>> START

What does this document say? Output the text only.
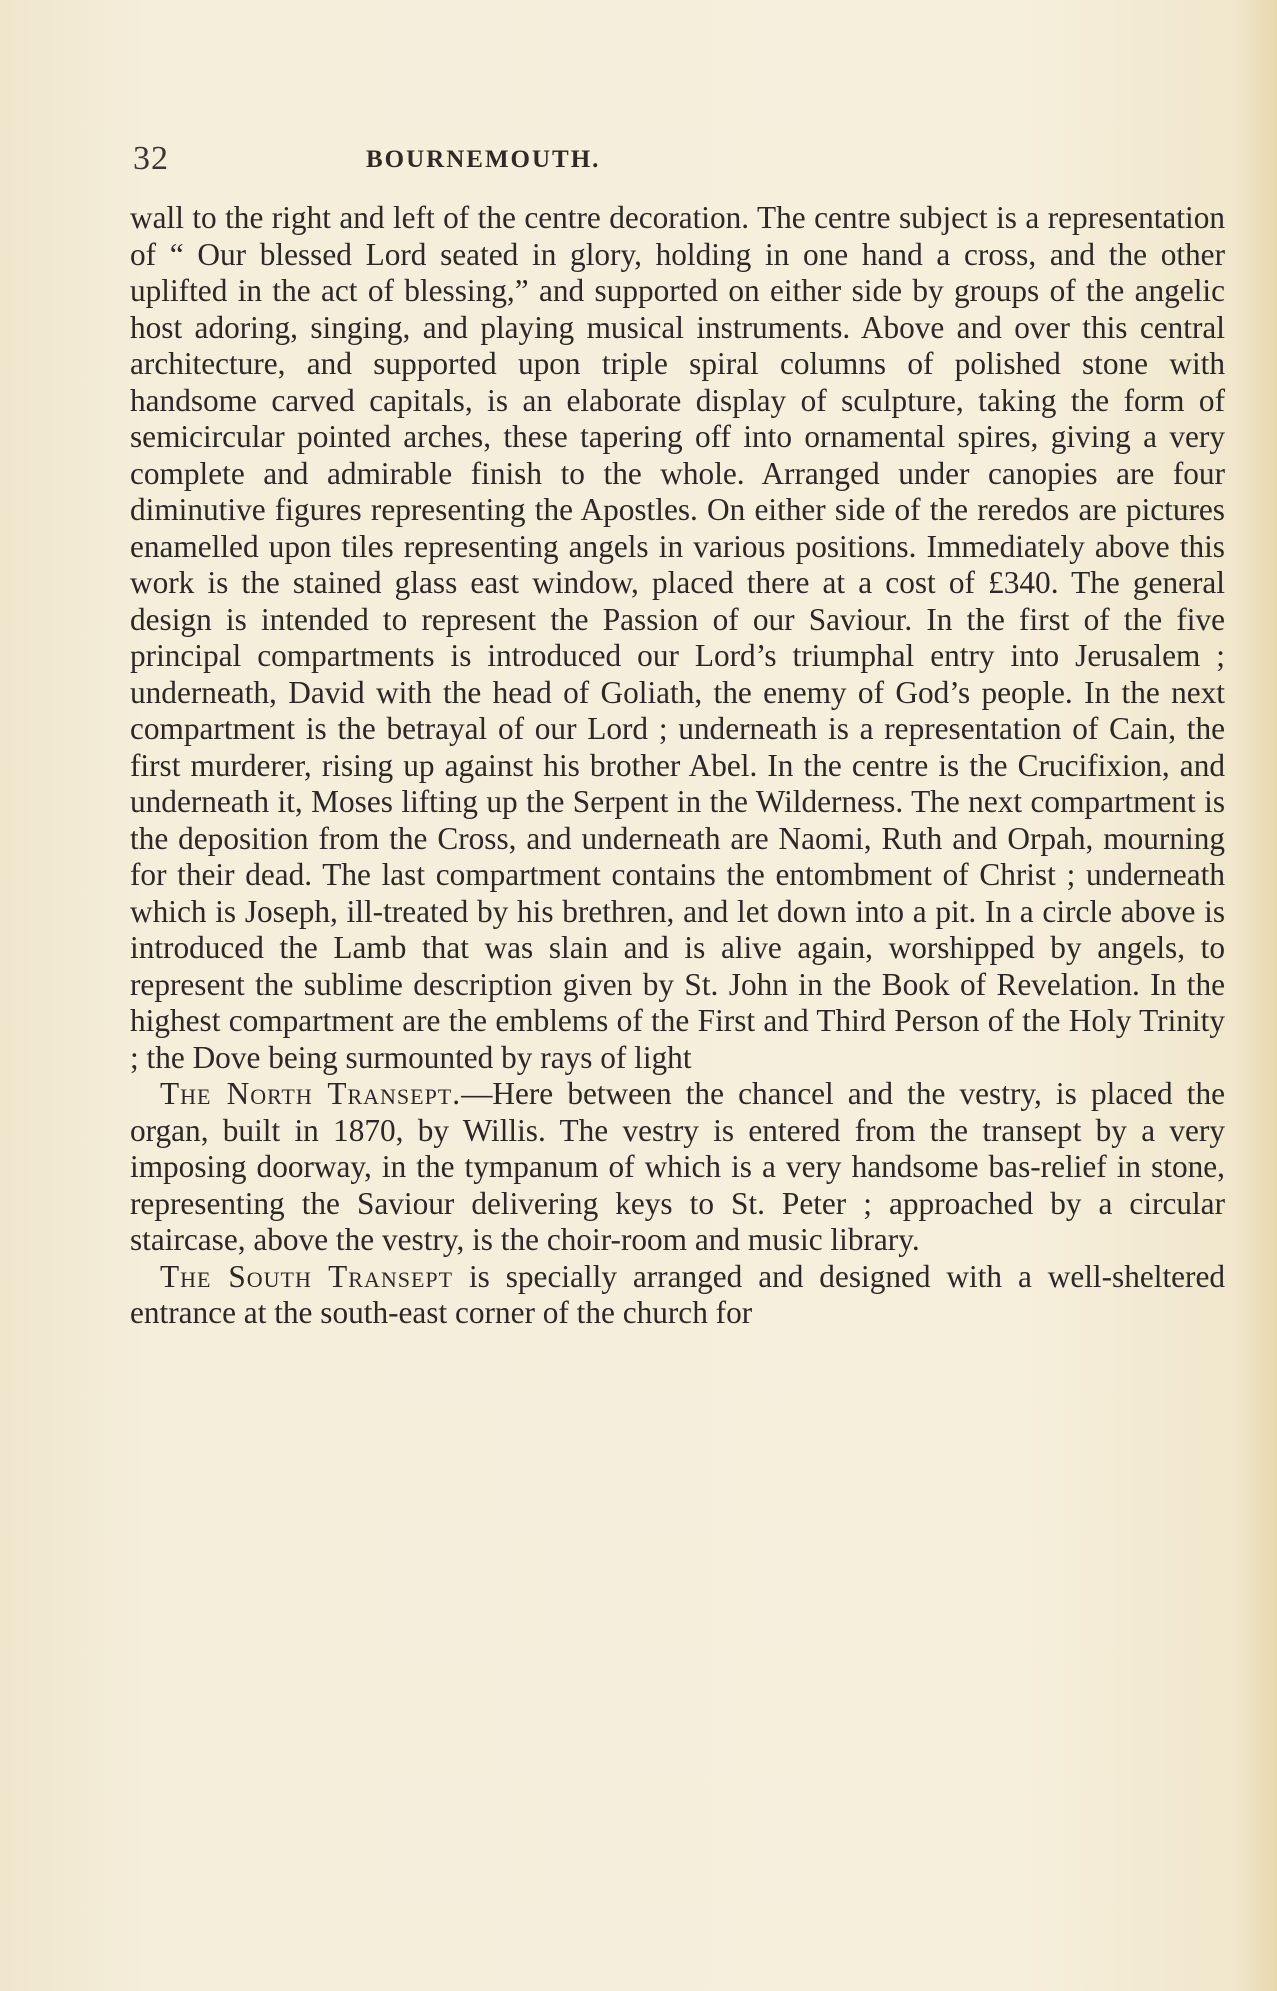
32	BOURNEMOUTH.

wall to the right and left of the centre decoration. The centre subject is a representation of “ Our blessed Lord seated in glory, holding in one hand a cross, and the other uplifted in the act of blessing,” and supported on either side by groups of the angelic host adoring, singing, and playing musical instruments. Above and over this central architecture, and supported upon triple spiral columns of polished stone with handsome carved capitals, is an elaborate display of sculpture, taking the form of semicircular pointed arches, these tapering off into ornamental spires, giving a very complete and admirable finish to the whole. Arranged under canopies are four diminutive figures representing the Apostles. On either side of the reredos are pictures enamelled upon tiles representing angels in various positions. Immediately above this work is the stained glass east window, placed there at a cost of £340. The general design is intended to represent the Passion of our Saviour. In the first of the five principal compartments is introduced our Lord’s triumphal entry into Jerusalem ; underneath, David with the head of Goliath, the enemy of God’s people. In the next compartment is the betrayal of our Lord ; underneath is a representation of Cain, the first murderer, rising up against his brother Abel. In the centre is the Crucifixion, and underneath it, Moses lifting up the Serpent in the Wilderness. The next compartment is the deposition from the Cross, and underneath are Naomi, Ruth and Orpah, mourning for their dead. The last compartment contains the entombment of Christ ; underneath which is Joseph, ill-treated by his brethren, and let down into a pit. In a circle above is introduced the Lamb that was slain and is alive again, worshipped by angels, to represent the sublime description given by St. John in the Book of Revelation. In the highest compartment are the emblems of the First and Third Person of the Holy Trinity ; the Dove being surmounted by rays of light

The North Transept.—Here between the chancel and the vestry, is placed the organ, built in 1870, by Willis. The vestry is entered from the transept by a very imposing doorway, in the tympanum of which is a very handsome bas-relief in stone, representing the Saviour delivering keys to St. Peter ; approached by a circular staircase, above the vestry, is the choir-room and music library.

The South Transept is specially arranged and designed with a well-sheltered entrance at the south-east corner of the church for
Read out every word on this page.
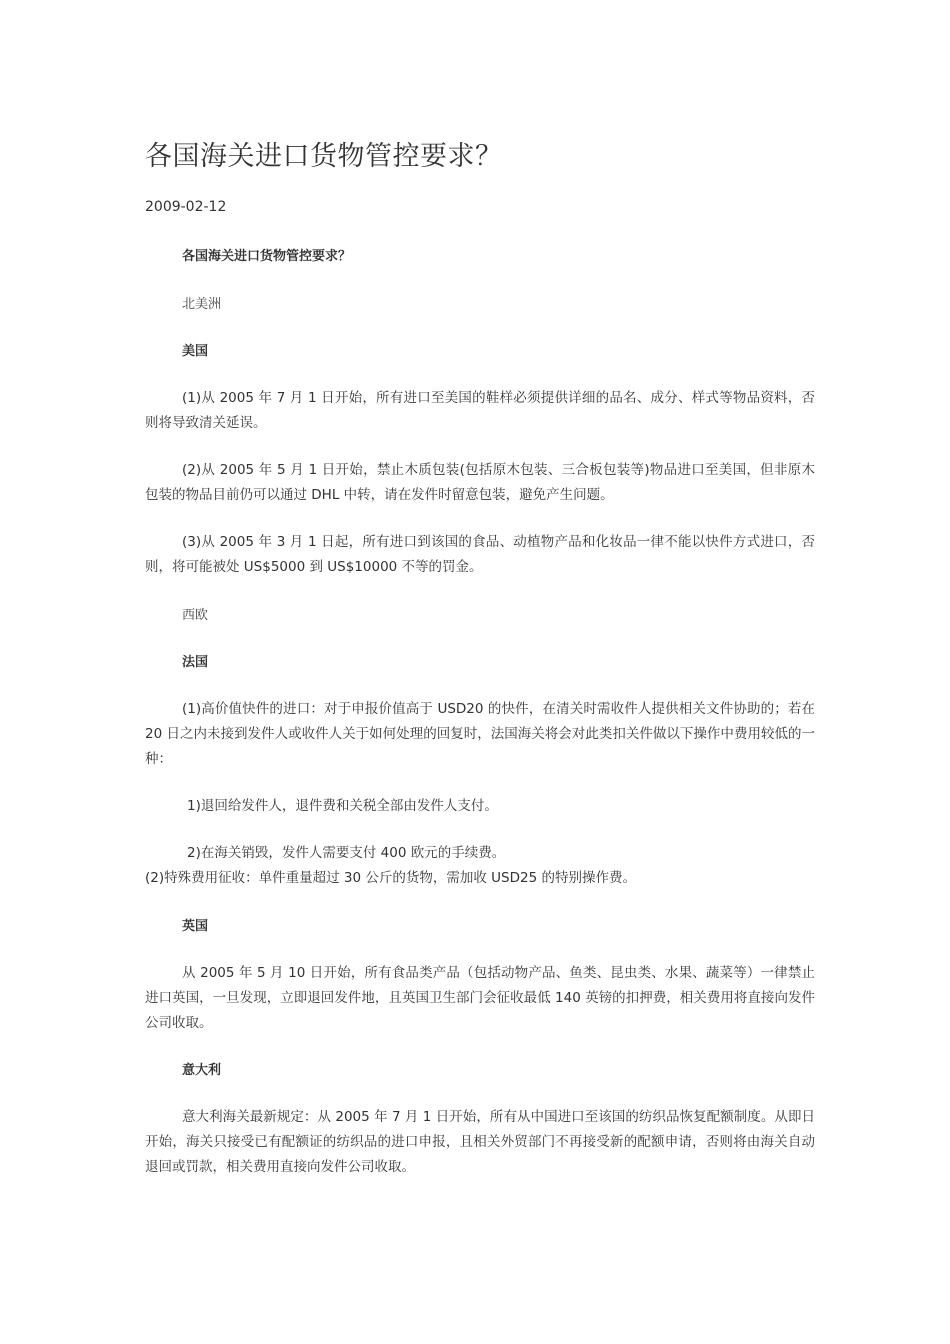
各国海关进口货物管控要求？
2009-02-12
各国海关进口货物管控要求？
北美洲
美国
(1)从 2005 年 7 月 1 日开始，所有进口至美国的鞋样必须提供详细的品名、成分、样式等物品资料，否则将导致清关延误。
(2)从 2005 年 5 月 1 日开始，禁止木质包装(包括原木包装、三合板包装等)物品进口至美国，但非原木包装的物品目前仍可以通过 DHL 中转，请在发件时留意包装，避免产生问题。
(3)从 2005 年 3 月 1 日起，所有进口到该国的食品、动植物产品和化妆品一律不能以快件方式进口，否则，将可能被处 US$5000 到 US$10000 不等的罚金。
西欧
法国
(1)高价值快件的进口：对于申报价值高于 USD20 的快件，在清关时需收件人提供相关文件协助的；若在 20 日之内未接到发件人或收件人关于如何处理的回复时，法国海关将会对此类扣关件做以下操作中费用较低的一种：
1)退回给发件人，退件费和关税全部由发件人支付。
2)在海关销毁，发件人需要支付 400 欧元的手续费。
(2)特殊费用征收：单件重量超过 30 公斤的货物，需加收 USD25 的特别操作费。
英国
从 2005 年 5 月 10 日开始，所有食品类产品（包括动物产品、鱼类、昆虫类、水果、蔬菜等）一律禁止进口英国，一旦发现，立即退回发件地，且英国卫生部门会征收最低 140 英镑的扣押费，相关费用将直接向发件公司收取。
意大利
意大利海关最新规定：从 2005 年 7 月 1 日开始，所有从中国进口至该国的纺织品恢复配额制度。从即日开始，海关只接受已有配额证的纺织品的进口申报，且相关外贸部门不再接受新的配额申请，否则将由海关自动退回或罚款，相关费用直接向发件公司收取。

>> END

# The problem
The lines to repeat start at the one holding "Read out every word on this page." and run through the last line of the records above; write them out exactly, both ends included, but not the pictures.

# Task response
Read out every word on this page.
各国海关进口货物管控要求？
2009-02-12
各国海关进口货物管控要求？
北美洲
美国
(1)从 2005 年 7 月 1 日开始，所有进口至美国的鞋样必须提供详细的品名、成分、样式等物品资料，否则将导致清关延误。
(2)从 2005 年 5 月 1 日开始，禁止木质包装(包括原木包装、三合板包装等)物品进口至美国，但非原木包装的物品目前仍可以通过 DHL 中转，请在发件时留意包装，避免产生问题。
(3)从 2005 年 3 月 1 日起，所有进口到该国的食品、动植物产品和化妆品一律不能以快件方式进口，否则，将可能被处 US$5000 到 US$10000 不等的罚金。
西欧
法国
(1)高价值快件的进口：对于申报价值高于 USD20 的快件，在清关时需收件人提供相关文件协助的；若在 20 日之内未接到发件人或收件人关于如何处理的回复时，法国海关将会对此类扣关件做以下操作中费用较低的一种：
1)退回给发件人，退件费和关税全部由发件人支付。
2)在海关销毁，发件人需要支付 400 欧元的手续费。
(2)特殊费用征收：单件重量超过 30 公斤的货物，需加收 USD25 的特别操作费。
英国
从 2005 年 5 月 10 日开始，所有食品类产品（包括动物产品、鱼类、昆虫类、水果、蔬菜等）一律禁止进口英国，一旦发现，立即退回发件地，且英国卫生部门会征收最低 140 英镑的扣押费，相关费用将直接向发件公司收取。
意大利
意大利海关最新规定：从 2005 年 7 月 1 日开始，所有从中国进口至该国的纺织品恢复配额制度。从即日开始，海关只接受已有配额证的纺织品的进口申报，且相关外贸部门不再接受新的配额申请，否则将由海关自动退回或罚款，相关费用直接向发件公司收取。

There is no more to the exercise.